DESCRIPTION OF THE TASK
The required output is the line that contains "Output a JSON" plus every line after it in the listing below, copied exactly as it appears.

RECORDED DATA

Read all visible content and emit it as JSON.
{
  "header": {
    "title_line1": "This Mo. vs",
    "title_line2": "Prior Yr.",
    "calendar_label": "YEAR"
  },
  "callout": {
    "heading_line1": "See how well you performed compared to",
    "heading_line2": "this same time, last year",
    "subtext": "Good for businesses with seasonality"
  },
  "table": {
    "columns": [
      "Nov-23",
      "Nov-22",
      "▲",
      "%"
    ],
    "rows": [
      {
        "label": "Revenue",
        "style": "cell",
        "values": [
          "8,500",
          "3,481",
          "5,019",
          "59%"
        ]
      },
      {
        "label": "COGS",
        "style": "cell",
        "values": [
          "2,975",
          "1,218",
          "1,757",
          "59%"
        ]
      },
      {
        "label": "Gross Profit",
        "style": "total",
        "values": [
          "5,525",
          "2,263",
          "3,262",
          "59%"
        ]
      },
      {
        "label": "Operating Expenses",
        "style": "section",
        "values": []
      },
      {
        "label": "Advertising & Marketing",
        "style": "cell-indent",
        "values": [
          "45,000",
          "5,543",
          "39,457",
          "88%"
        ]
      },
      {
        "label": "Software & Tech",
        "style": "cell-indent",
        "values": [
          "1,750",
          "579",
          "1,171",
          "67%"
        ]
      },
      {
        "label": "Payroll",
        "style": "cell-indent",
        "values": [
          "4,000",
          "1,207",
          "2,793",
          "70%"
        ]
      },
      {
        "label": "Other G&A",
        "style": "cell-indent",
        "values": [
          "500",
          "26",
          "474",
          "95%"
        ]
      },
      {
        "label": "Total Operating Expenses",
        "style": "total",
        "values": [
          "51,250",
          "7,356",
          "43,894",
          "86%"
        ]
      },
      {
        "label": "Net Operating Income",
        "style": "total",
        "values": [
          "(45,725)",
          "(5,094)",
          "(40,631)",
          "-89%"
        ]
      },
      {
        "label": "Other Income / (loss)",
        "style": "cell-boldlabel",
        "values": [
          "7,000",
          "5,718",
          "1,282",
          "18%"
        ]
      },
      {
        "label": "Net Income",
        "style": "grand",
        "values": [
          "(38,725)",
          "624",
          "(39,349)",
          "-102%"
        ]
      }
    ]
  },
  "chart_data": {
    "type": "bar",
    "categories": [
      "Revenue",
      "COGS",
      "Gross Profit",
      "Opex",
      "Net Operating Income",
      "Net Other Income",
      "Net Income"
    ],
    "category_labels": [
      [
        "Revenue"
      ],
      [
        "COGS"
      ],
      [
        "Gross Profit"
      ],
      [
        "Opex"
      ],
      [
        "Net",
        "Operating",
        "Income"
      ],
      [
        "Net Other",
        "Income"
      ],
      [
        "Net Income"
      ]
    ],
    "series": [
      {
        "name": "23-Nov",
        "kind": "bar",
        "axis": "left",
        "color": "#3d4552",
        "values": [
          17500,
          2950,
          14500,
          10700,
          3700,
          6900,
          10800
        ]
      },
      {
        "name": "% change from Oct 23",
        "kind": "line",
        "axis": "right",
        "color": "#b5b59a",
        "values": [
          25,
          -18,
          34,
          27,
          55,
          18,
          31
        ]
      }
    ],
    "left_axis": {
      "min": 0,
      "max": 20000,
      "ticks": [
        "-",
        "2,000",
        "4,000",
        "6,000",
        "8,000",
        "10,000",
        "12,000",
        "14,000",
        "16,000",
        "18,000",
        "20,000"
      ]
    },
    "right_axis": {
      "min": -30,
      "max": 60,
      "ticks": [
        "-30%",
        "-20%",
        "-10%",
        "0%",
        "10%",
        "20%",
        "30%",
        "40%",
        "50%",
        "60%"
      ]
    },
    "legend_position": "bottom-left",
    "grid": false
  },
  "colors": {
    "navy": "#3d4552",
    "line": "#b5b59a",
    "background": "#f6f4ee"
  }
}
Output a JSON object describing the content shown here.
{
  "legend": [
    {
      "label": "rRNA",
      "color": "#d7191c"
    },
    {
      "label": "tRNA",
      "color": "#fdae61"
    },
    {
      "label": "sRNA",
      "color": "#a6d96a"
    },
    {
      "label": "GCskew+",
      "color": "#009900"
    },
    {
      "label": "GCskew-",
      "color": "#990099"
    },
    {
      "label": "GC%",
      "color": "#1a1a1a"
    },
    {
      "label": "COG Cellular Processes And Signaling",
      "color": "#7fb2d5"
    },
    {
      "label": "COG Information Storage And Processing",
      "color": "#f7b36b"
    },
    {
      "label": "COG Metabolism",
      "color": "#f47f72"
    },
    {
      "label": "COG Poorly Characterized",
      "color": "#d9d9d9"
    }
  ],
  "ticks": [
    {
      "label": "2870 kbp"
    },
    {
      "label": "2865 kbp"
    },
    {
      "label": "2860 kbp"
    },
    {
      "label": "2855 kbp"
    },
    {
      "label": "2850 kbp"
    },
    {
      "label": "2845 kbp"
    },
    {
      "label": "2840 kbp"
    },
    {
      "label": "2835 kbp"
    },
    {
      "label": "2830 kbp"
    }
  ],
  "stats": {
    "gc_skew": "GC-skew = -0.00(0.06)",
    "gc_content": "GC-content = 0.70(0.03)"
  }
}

RESULT OF THIS TASK
Output a JSON object describing the content shown here.
{
  "legend": [
    {
      "label": "rRNA",
      "color": "#d7191c"
    },
    {
      "label": "tRNA",
      "color": "#fdae61"
    },
    {
      "label": "sRNA",
      "color": "#a6d96a"
    },
    {
      "label": "GCskew+",
      "color": "#009900"
    },
    {
      "label": "GCskew-",
      "color": "#990099"
    },
    {
      "label": "GC%",
      "color": "#1a1a1a"
    },
    {
      "label": "COG Cellular Processes And Signaling",
      "color": "#7fb2d5"
    },
    {
      "label": "COG Information Storage And Processing",
      "color": "#f7b36b"
    },
    {
      "label": "COG Metabolism",
      "color": "#f47f72"
    },
    {
      "label": "COG Poorly Characterized",
      "color": "#d9d9d9"
    }
  ],
  "ticks": [
    {
      "label": "2870 kbp"
    },
    {
      "label": "2865 kbp"
    },
    {
      "label": "2860 kbp"
    },
    {
      "label": "2855 kbp"
    },
    {
      "label": "2850 kbp"
    },
    {
      "label": "2845 kbp"
    },
    {
      "label": "2840 kbp"
    },
    {
      "label": "2835 kbp"
    },
    {
      "label": "2830 kbp"
    }
  ],
  "stats": {
    "gc_skew": "GC-skew = -0.00(0.06)",
    "gc_content": "GC-content = 0.70(0.03)"
  }
}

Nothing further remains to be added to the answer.